Records from a data collection:
-- -- --
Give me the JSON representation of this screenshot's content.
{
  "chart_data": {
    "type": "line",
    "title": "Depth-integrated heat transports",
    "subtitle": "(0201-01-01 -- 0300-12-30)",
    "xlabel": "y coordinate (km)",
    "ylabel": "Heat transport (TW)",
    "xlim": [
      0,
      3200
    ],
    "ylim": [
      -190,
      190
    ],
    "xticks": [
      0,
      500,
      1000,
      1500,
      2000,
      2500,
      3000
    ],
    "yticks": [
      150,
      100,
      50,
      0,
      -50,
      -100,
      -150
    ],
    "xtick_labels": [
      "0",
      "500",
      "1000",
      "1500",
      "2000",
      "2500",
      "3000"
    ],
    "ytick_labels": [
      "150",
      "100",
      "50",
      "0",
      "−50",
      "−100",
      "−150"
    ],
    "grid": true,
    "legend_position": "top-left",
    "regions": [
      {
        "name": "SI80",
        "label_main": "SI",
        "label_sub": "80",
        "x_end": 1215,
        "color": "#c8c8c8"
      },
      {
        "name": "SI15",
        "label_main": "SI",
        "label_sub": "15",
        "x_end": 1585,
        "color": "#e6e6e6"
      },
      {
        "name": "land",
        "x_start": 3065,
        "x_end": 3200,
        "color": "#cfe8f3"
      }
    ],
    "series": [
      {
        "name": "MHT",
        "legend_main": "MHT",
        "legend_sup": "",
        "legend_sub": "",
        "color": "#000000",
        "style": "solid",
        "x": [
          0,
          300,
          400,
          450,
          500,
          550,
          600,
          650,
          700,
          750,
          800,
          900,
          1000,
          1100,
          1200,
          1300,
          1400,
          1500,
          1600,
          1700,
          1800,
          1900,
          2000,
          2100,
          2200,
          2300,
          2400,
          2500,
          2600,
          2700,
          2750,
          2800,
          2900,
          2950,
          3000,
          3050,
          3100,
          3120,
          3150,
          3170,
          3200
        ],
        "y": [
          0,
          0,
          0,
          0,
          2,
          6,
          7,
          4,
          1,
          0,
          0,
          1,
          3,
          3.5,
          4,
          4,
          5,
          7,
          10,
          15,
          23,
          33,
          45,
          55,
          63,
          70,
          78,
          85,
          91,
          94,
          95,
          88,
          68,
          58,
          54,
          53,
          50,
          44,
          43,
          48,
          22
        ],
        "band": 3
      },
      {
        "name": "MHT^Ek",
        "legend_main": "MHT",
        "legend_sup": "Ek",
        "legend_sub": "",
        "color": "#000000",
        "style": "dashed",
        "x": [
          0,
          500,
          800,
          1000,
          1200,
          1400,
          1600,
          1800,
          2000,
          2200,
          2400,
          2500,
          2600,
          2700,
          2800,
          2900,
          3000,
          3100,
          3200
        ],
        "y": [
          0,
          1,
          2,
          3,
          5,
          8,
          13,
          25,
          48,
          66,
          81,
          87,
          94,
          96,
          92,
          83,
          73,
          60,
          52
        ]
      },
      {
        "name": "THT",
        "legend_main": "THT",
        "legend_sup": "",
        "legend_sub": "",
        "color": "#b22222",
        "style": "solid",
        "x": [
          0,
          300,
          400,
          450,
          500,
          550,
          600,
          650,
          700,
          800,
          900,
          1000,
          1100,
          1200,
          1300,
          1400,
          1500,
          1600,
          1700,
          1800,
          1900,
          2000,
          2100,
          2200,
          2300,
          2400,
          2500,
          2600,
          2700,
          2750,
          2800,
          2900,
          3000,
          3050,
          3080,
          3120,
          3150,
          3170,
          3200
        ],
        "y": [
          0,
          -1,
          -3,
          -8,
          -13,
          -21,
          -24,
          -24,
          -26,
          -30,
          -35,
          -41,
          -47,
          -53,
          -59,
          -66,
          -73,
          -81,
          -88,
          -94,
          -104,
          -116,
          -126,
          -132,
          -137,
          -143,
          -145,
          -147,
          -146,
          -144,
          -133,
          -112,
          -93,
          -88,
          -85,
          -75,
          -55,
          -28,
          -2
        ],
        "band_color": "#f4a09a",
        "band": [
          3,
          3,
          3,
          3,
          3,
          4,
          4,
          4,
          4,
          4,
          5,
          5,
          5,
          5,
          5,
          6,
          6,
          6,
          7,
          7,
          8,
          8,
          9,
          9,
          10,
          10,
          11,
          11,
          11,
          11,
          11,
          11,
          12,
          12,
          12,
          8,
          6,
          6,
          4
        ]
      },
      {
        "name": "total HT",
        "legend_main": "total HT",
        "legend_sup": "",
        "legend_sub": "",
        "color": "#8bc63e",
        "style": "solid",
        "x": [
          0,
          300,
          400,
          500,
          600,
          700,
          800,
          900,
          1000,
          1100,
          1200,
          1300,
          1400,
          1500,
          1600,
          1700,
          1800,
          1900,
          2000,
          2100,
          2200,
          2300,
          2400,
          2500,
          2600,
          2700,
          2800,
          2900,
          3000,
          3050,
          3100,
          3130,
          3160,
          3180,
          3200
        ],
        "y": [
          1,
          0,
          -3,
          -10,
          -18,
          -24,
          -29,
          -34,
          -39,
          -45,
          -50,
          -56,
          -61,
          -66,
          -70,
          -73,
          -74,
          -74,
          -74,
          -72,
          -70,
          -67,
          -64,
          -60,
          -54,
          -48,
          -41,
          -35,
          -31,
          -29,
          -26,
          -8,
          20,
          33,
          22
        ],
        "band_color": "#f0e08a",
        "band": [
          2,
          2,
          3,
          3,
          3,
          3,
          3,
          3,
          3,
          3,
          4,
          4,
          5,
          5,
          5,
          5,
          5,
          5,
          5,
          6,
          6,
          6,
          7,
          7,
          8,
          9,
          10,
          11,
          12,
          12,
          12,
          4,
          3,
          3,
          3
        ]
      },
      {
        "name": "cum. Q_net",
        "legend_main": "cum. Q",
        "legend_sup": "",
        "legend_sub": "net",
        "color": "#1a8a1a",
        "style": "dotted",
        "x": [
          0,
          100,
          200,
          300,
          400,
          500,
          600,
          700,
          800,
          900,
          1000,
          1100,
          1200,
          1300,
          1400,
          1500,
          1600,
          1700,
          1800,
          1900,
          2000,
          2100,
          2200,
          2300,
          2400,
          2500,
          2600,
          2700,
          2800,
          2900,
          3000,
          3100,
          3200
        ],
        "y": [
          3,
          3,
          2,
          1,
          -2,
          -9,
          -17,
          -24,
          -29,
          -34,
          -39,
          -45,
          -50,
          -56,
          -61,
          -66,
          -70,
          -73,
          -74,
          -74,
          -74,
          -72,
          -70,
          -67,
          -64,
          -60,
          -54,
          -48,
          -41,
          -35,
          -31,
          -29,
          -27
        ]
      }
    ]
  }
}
-- -- --
GIVEN INSTRUCTION: Above are the records; retype them all without a single difference.

RESPONSE TO THE EXERCISE:
Give me the JSON representation of this screenshot's content.
{
  "chart_data": {
    "type": "line",
    "title": "Depth-integrated heat transports",
    "subtitle": "(0201-01-01 -- 0300-12-30)",
    "xlabel": "y coordinate (km)",
    "ylabel": "Heat transport (TW)",
    "xlim": [
      0,
      3200
    ],
    "ylim": [
      -190,
      190
    ],
    "xticks": [
      0,
      500,
      1000,
      1500,
      2000,
      2500,
      3000
    ],
    "yticks": [
      150,
      100,
      50,
      0,
      -50,
      -100,
      -150
    ],
    "xtick_labels": [
      "0",
      "500",
      "1000",
      "1500",
      "2000",
      "2500",
      "3000"
    ],
    "ytick_labels": [
      "150",
      "100",
      "50",
      "0",
      "−50",
      "−100",
      "−150"
    ],
    "grid": true,
    "legend_position": "top-left",
    "regions": [
      {
        "name": "SI80",
        "label_main": "SI",
        "label_sub": "80",
        "x_end": 1215,
        "color": "#c8c8c8"
      },
      {
        "name": "SI15",
        "label_main": "SI",
        "label_sub": "15",
        "x_end": 1585,
        "color": "#e6e6e6"
      },
      {
        "name": "land",
        "x_start": 3065,
        "x_end": 3200,
        "color": "#cfe8f3"
      }
    ],
    "series": [
      {
        "name": "MHT",
        "legend_main": "MHT",
        "legend_sup": "",
        "legend_sub": "",
        "color": "#000000",
        "style": "solid",
        "x": [
          0,
          300,
          400,
          450,
          500,
          550,
          600,
          650,
          700,
          750,
          800,
          900,
          1000,
          1100,
          1200,
          1300,
          1400,
          1500,
          1600,
          1700,
          1800,
          1900,
          2000,
          2100,
          2200,
          2300,
          2400,
          2500,
          2600,
          2700,
          2750,
          2800,
          2900,
          2950,
          3000,
          3050,
          3100,
          3120,
          3150,
          3170,
          3200
        ],
        "y": [
          0,
          0,
          0,
          0,
          2,
          6,
          7,
          4,
          1,
          0,
          0,
          1,
          3,
          3.5,
          4,
          4,
          5,
          7,
          10,
          15,
          23,
          33,
          45,
          55,
          63,
          70,
          78,
          85,
          91,
          94,
          95,
          88,
          68,
          58,
          54,
          53,
          50,
          44,
          43,
          48,
          22
        ],
        "band": 3
      },
      {
        "name": "MHT^Ek",
        "legend_main": "MHT",
        "legend_sup": "Ek",
        "legend_sub": "",
        "color": "#000000",
        "style": "dashed",
        "x": [
          0,
          500,
          800,
          1000,
          1200,
          1400,
          1600,
          1800,
          2000,
          2200,
          2400,
          2500,
          2600,
          2700,
          2800,
          2900,
          3000,
          3100,
          3200
        ],
        "y": [
          0,
          1,
          2,
          3,
          5,
          8,
          13,
          25,
          48,
          66,
          81,
          87,
          94,
          96,
          92,
          83,
          73,
          60,
          52
        ]
      },
      {
        "name": "THT",
        "legend_main": "THT",
        "legend_sup": "",
        "legend_sub": "",
        "color": "#b22222",
        "style": "solid",
        "x": [
          0,
          300,
          400,
          450,
          500,
          550,
          600,
          650,
          700,
          800,
          900,
          1000,
          1100,
          1200,
          1300,
          1400,
          1500,
          1600,
          1700,
          1800,
          1900,
          2000,
          2100,
          2200,
          2300,
          2400,
          2500,
          2600,
          2700,
          2750,
          2800,
          2900,
          3000,
          3050,
          3080,
          3120,
          3150,
          3170,
          3200
        ],
        "y": [
          0,
          -1,
          -3,
          -8,
          -13,
          -21,
          -24,
          -24,
          -26,
          -30,
          -35,
          -41,
          -47,
          -53,
          -59,
          -66,
          -73,
          -81,
          -88,
          -94,
          -104,
          -116,
          -126,
          -132,
          -137,
          -143,
          -145,
          -147,
          -146,
          -144,
          -133,
          -112,
          -93,
          -88,
          -85,
          -75,
          -55,
          -28,
          -2
        ],
        "band_color": "#f4a09a",
        "band": [
          3,
          3,
          3,
          3,
          3,
          4,
          4,
          4,
          4,
          4,
          5,
          5,
          5,
          5,
          5,
          6,
          6,
          6,
          7,
          7,
          8,
          8,
          9,
          9,
          10,
          10,
          11,
          11,
          11,
          11,
          11,
          11,
          12,
          12,
          12,
          8,
          6,
          6,
          4
        ]
      },
      {
        "name": "total HT",
        "legend_main": "total HT",
        "legend_sup": "",
        "legend_sub": "",
        "color": "#8bc63e",
        "style": "solid",
        "x": [
          0,
          300,
          400,
          500,
          600,
          700,
          800,
          900,
          1000,
          1100,
          1200,
          1300,
          1400,
          1500,
          1600,
          1700,
          1800,
          1900,
          2000,
          2100,
          2200,
          2300,
          2400,
          2500,
          2600,
          2700,
          2800,
          2900,
          3000,
          3050,
          3100,
          3130,
          3160,
          3180,
          3200
        ],
        "y": [
          1,
          0,
          -3,
          -10,
          -18,
          -24,
          -29,
          -34,
          -39,
          -45,
          -50,
          -56,
          -61,
          -66,
          -70,
          -73,
          -74,
          -74,
          -74,
          -72,
          -70,
          -67,
          -64,
          -60,
          -54,
          -48,
          -41,
          -35,
          -31,
          -29,
          -26,
          -8,
          20,
          33,
          22
        ],
        "band_color": "#f0e08a",
        "band": [
          2,
          2,
          3,
          3,
          3,
          3,
          3,
          3,
          3,
          3,
          4,
          4,
          5,
          5,
          5,
          5,
          5,
          5,
          5,
          6,
          6,
          6,
          7,
          7,
          8,
          9,
          10,
          11,
          12,
          12,
          12,
          4,
          3,
          3,
          3
        ]
      },
      {
        "name": "cum. Q_net",
        "legend_main": "cum. Q",
        "legend_sup": "",
        "legend_sub": "net",
        "color": "#1a8a1a",
        "style": "dotted",
        "x": [
          0,
          100,
          200,
          300,
          400,
          500,
          600,
          700,
          800,
          900,
          1000,
          1100,
          1200,
          1300,
          1400,
          1500,
          1600,
          1700,
          1800,
          1900,
          2000,
          2100,
          2200,
          2300,
          2400,
          2500,
          2600,
          2700,
          2800,
          2900,
          3000,
          3100,
          3200
        ],
        "y": [
          3,
          3,
          2,
          1,
          -2,
          -9,
          -17,
          -24,
          -29,
          -34,
          -39,
          -45,
          -50,
          -56,
          -61,
          -66,
          -70,
          -73,
          -74,
          -74,
          -74,
          -72,
          -70,
          -67,
          -64,
          -60,
          -54,
          -48,
          -41,
          -35,
          -31,
          -29,
          -27
        ]
      }
    ]
  }
}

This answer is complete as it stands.